[What you will do] Take the material and output all of it exactly.

>> START

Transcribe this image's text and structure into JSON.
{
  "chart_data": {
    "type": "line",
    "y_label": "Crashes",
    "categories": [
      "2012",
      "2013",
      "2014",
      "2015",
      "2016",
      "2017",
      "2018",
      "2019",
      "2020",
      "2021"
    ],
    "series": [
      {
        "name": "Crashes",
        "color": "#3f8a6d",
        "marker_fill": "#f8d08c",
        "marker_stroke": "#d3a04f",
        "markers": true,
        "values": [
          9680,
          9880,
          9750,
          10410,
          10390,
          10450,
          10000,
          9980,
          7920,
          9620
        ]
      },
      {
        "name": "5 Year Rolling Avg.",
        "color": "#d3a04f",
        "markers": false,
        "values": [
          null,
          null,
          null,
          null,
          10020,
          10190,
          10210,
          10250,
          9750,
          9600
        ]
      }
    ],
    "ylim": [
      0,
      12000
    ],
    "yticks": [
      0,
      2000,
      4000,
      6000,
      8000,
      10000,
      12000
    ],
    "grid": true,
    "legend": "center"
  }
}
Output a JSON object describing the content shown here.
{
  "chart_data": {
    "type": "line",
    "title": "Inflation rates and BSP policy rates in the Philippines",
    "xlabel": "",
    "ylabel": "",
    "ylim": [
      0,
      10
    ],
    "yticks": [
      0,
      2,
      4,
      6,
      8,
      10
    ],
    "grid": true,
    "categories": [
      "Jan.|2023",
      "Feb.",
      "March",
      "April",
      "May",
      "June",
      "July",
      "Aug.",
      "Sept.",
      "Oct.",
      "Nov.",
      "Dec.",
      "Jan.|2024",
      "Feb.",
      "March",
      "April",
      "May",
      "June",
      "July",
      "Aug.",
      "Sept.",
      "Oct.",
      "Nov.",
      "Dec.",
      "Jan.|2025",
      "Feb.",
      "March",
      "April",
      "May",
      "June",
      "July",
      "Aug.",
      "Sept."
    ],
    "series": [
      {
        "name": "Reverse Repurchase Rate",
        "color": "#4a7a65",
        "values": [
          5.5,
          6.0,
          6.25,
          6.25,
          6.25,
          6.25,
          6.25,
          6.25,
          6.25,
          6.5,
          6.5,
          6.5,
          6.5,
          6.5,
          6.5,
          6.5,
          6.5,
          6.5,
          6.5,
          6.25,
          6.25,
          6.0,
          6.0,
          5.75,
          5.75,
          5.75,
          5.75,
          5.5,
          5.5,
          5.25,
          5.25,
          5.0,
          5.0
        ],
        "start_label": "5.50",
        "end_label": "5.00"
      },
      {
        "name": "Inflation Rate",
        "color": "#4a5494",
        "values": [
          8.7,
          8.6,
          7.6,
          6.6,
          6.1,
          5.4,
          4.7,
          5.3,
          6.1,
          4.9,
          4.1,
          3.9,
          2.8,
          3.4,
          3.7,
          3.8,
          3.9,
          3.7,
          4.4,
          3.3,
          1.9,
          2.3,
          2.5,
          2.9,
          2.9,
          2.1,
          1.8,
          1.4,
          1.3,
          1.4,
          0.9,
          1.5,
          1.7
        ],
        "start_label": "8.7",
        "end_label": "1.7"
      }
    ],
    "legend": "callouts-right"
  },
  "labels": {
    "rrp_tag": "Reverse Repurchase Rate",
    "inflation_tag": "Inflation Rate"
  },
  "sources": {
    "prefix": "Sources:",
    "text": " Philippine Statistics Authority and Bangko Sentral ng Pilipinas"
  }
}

>> END

[Result]
Transcribe this image's text and structure into JSON.
{
  "chart_data": {
    "type": "line",
    "y_label": "Crashes",
    "categories": [
      "2012",
      "2013",
      "2014",
      "2015",
      "2016",
      "2017",
      "2018",
      "2019",
      "2020",
      "2021"
    ],
    "series": [
      {
        "name": "Crashes",
        "color": "#3f8a6d",
        "marker_fill": "#f8d08c",
        "marker_stroke": "#d3a04f",
        "markers": true,
        "values": [
          9680,
          9880,
          9750,
          10410,
          10390,
          10450,
          10000,
          9980,
          7920,
          9620
        ]
      },
      {
        "name": "5 Year Rolling Avg.",
        "color": "#d3a04f",
        "markers": false,
        "values": [
          null,
          null,
          null,
          null,
          10020,
          10190,
          10210,
          10250,
          9750,
          9600
        ]
      }
    ],
    "ylim": [
      0,
      12000
    ],
    "yticks": [
      0,
      2000,
      4000,
      6000,
      8000,
      10000,
      12000
    ],
    "grid": true,
    "legend": "center"
  }
}
Output a JSON object describing the content shown here.
{
  "chart_data": {
    "type": "line",
    "title": "Inflation rates and BSP policy rates in the Philippines",
    "xlabel": "",
    "ylabel": "",
    "ylim": [
      0,
      10
    ],
    "yticks": [
      0,
      2,
      4,
      6,
      8,
      10
    ],
    "grid": true,
    "categories": [
      "Jan.|2023",
      "Feb.",
      "March",
      "April",
      "May",
      "June",
      "July",
      "Aug.",
      "Sept.",
      "Oct.",
      "Nov.",
      "Dec.",
      "Jan.|2024",
      "Feb.",
      "March",
      "April",
      "May",
      "June",
      "July",
      "Aug.",
      "Sept.",
      "Oct.",
      "Nov.",
      "Dec.",
      "Jan.|2025",
      "Feb.",
      "March",
      "April",
      "May",
      "June",
      "July",
      "Aug.",
      "Sept."
    ],
    "series": [
      {
        "name": "Reverse Repurchase Rate",
        "color": "#4a7a65",
        "values": [
          5.5,
          6.0,
          6.25,
          6.25,
          6.25,
          6.25,
          6.25,
          6.25,
          6.25,
          6.5,
          6.5,
          6.5,
          6.5,
          6.5,
          6.5,
          6.5,
          6.5,
          6.5,
          6.5,
          6.25,
          6.25,
          6.0,
          6.0,
          5.75,
          5.75,
          5.75,
          5.75,
          5.5,
          5.5,
          5.25,
          5.25,
          5.0,
          5.0
        ],
        "start_label": "5.50",
        "end_label": "5.00"
      },
      {
        "name": "Inflation Rate",
        "color": "#4a5494",
        "values": [
          8.7,
          8.6,
          7.6,
          6.6,
          6.1,
          5.4,
          4.7,
          5.3,
          6.1,
          4.9,
          4.1,
          3.9,
          2.8,
          3.4,
          3.7,
          3.8,
          3.9,
          3.7,
          4.4,
          3.3,
          1.9,
          2.3,
          2.5,
          2.9,
          2.9,
          2.1,
          1.8,
          1.4,
          1.3,
          1.4,
          0.9,
          1.5,
          1.7
        ],
        "start_label": "8.7",
        "end_label": "1.7"
      }
    ],
    "legend": "callouts-right"
  },
  "labels": {
    "rrp_tag": "Reverse Repurchase Rate",
    "inflation_tag": "Inflation Rate"
  },
  "sources": {
    "prefix": "Sources:",
    "text": " Philippine Statistics Authority and Bangko Sentral ng Pilipinas"
  }
}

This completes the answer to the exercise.